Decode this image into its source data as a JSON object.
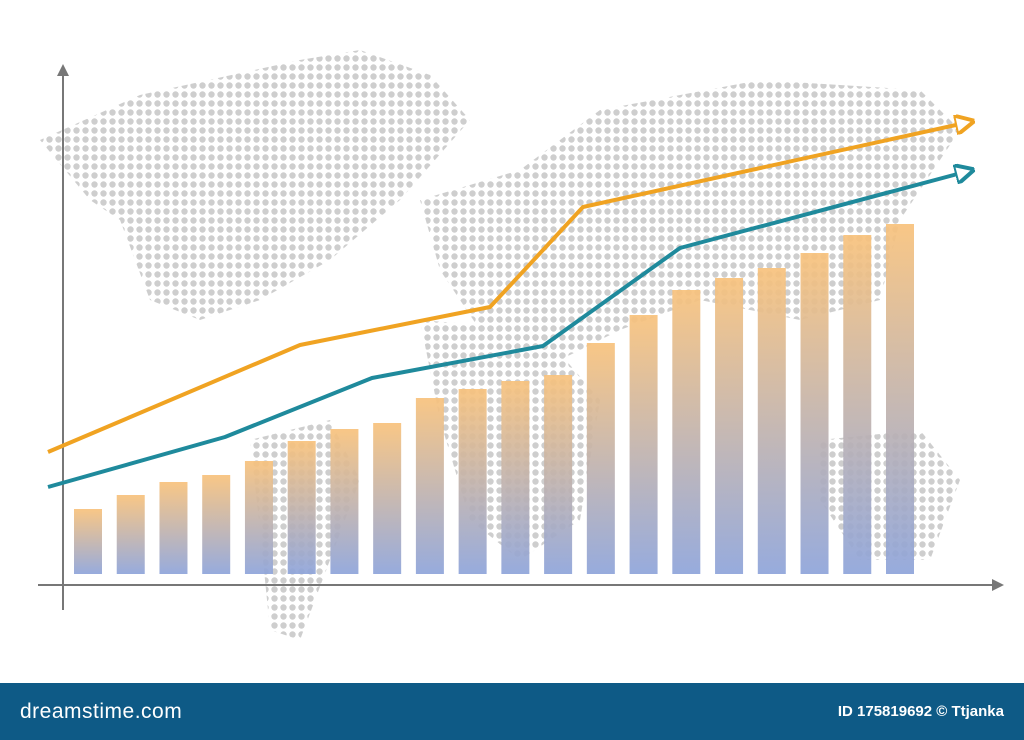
{
  "chart_data": {
    "type": "bar",
    "categories": [
      null,
      null,
      null,
      null,
      null,
      null,
      null,
      null,
      null,
      null,
      null,
      null,
      null,
      null,
      null,
      null,
      null,
      null,
      null,
      null
    ],
    "values": [
      65,
      79,
      92,
      99,
      113,
      133,
      145,
      151,
      176,
      185,
      193,
      199,
      231,
      259,
      284,
      296,
      306,
      321,
      339,
      350
    ],
    "color": "#f8c27c",
    "color_bottom": "#8ea4da",
    "ylim": [
      0,
      510
    ],
    "xlim": [
      0,
      1024
    ],
    "lines": [
      {
        "color": "#f0a322",
        "x": [
          48,
          300,
          490,
          583,
          965
        ],
        "values": [
          122,
          229,
          267,
          367,
          451
        ]
      },
      {
        "color": "#1f8a9c",
        "x": [
          48,
          225,
          372,
          543,
          680,
          965
        ],
        "values": [
          87,
          137,
          196,
          228,
          326,
          402
        ]
      }
    ]
  },
  "footer": {
    "brand": "dreamstime.com",
    "credit": "ID 175819692 © Ttjanka"
  }
}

• DESCRIPTION OF THE TASK: Your copy of the data above should match it exactly, except that pictures are left out.

• RESULT FOR THIS TASK:
Decode this image into its source data as a JSON object.
{
  "chart_data": {
    "type": "bar",
    "categories": [
      null,
      null,
      null,
      null,
      null,
      null,
      null,
      null,
      null,
      null,
      null,
      null,
      null,
      null,
      null,
      null,
      null,
      null,
      null,
      null
    ],
    "values": [
      65,
      79,
      92,
      99,
      113,
      133,
      145,
      151,
      176,
      185,
      193,
      199,
      231,
      259,
      284,
      296,
      306,
      321,
      339,
      350
    ],
    "color": "#f8c27c",
    "color_bottom": "#8ea4da",
    "ylim": [
      0,
      510
    ],
    "xlim": [
      0,
      1024
    ],
    "lines": [
      {
        "color": "#f0a322",
        "x": [
          48,
          300,
          490,
          583,
          965
        ],
        "values": [
          122,
          229,
          267,
          367,
          451
        ]
      },
      {
        "color": "#1f8a9c",
        "x": [
          48,
          225,
          372,
          543,
          680,
          965
        ],
        "values": [
          87,
          137,
          196,
          228,
          326,
          402
        ]
      }
    ]
  },
  "footer": {
    "brand": "dreamstime.com",
    "credit": "ID 175819692 © Ttjanka"
  }
}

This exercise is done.